● **Task requirements**
How many lines of the records below contain the word "использования"? Answer with the number alone.

● **Task inputs**
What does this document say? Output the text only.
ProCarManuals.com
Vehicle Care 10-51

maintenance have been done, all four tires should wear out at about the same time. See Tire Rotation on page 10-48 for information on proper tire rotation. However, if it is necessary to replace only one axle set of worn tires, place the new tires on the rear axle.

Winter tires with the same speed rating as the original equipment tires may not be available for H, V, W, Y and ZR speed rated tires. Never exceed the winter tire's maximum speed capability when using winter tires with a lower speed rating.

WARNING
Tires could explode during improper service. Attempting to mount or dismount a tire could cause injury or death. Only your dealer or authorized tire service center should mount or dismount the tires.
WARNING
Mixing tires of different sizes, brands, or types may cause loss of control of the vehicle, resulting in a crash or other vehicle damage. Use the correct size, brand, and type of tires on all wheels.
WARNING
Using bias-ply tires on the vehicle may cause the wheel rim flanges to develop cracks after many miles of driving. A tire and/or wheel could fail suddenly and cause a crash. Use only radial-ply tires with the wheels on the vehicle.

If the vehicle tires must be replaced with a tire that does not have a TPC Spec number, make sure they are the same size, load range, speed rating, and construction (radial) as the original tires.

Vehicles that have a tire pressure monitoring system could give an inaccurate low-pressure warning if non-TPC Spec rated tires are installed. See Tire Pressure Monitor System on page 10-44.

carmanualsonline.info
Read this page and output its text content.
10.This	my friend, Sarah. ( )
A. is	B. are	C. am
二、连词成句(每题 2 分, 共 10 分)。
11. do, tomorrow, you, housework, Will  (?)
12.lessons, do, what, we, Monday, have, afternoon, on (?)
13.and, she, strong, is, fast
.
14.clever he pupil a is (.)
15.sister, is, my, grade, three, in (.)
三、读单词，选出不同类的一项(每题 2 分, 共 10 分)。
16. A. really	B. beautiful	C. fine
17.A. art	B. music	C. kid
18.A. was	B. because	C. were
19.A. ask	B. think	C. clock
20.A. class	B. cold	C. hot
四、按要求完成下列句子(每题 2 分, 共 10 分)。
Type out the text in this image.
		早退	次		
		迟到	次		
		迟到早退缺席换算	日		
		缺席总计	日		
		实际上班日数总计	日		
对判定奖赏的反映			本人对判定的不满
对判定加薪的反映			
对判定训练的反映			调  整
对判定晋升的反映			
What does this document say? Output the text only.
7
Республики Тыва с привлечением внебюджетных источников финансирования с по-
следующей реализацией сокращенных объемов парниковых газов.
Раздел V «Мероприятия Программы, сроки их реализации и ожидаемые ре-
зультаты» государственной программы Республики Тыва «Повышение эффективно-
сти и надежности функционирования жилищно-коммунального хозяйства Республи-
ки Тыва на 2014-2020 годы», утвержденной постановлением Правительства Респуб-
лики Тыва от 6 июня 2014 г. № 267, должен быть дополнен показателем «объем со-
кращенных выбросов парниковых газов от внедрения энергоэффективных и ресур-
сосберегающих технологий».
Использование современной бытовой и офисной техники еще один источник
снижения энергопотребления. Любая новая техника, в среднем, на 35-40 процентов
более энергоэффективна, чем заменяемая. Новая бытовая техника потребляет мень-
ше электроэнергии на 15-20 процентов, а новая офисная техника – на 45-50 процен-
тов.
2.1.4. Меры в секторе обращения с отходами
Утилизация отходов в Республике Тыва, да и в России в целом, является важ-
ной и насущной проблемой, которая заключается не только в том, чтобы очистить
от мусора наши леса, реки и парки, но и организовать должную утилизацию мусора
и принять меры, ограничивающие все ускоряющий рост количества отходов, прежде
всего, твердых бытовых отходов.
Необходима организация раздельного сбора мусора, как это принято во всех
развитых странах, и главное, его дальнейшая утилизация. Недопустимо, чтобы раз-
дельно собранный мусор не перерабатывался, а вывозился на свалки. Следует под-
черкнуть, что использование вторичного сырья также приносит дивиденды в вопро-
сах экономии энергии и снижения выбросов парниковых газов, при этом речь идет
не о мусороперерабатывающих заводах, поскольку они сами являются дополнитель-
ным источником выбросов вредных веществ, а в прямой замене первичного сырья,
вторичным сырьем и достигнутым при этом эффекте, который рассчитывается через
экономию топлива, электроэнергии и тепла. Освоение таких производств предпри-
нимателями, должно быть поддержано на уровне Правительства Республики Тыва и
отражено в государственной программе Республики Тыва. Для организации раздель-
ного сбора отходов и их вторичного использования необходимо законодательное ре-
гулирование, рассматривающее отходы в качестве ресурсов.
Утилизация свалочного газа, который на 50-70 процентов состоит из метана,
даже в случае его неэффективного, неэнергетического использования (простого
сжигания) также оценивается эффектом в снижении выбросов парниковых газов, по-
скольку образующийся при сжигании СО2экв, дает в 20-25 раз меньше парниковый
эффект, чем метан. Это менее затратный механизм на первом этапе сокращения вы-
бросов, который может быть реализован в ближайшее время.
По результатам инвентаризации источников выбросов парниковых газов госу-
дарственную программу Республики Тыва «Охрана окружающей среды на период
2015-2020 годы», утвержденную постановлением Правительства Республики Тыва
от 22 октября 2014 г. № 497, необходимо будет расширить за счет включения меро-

● **Exercise output**
2